■ Listing
**********

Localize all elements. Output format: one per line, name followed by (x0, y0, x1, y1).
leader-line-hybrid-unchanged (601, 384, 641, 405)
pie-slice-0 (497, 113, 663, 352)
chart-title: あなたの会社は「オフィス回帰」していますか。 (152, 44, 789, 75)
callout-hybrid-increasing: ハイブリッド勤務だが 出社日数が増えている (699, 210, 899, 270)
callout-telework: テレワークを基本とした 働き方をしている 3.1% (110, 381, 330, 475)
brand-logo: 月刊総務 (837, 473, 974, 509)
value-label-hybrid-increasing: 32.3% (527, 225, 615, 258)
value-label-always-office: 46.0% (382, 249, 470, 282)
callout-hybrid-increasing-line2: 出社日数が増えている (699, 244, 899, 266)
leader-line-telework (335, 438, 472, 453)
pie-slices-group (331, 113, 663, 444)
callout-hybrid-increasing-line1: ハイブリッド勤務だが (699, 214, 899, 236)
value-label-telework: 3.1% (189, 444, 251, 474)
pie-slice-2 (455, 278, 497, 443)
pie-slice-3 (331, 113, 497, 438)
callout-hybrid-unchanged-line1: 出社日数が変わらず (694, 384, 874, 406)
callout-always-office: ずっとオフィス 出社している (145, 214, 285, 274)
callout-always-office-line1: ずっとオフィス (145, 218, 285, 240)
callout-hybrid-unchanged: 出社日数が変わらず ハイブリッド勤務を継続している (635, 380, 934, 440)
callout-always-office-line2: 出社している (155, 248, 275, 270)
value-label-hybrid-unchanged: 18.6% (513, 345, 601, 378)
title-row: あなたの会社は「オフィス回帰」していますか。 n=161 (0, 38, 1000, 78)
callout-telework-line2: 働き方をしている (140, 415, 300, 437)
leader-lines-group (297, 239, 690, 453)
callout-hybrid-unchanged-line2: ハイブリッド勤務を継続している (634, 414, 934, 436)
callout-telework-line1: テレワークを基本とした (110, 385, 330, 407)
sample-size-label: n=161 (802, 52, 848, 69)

**********

■ Exercise
Rewrite all the rows above, putting "annotation" wherever "callout" appears and keeping everything else the same.

■ Exercise answer
Localize all elements. Output format: one per line, name followed by (x0, y0, x1, y1).
leader-line-hybrid-unchanged (601, 384, 641, 405)
pie-slice-0 (497, 113, 663, 352)
chart-title: あなたの会社は「オフィス回帰」していますか。 (152, 44, 789, 75)
annotation-hybrid-increasing: ハイブリッド勤務だが 出社日数が増えている (699, 210, 899, 270)
annotation-telework: テレワークを基本とした 働き方をしている 3.1% (110, 381, 330, 475)
brand-logo: 月刊総務 (837, 473, 974, 509)
value-label-hybrid-increasing: 32.3% (527, 225, 615, 258)
value-label-always-office: 46.0% (382, 249, 470, 282)
annotation-hybrid-increasing-line2: 出社日数が増えている (699, 244, 899, 266)
leader-line-telework (335, 438, 472, 453)
pie-slices-group (331, 113, 663, 444)
annotation-hybrid-increasing-line1: ハイブリッド勤務だが (699, 214, 899, 236)
value-label-telework: 3.1% (189, 444, 251, 474)
pie-slice-2 (455, 278, 497, 443)
pie-slice-3 (331, 113, 497, 438)
annotation-hybrid-unchanged-line1: 出社日数が変わらず (694, 384, 874, 406)
annotation-always-office: ずっとオフィス 出社している (145, 214, 285, 274)
annotation-always-office-line1: ずっとオフィス (145, 218, 285, 240)
annotation-hybrid-unchanged: 出社日数が変わらず ハイブリッド勤務を継続している (635, 380, 934, 440)
annotation-always-office-line2: 出社している (155, 248, 275, 270)
value-label-hybrid-unchanged: 18.6% (513, 345, 601, 378)
title-row: あなたの会社は「オフィス回帰」していますか。 n=161 (0, 38, 1000, 78)
annotation-telework-line2: 働き方をしている (140, 415, 300, 437)
leader-lines-group (297, 239, 690, 453)
annotation-hybrid-unchanged-line2: ハイブリッド勤務を継続している (634, 414, 934, 436)
annotation-telework-line1: テレワークを基本とした (110, 385, 330, 407)
sample-size-label: n=161 (802, 52, 848, 69)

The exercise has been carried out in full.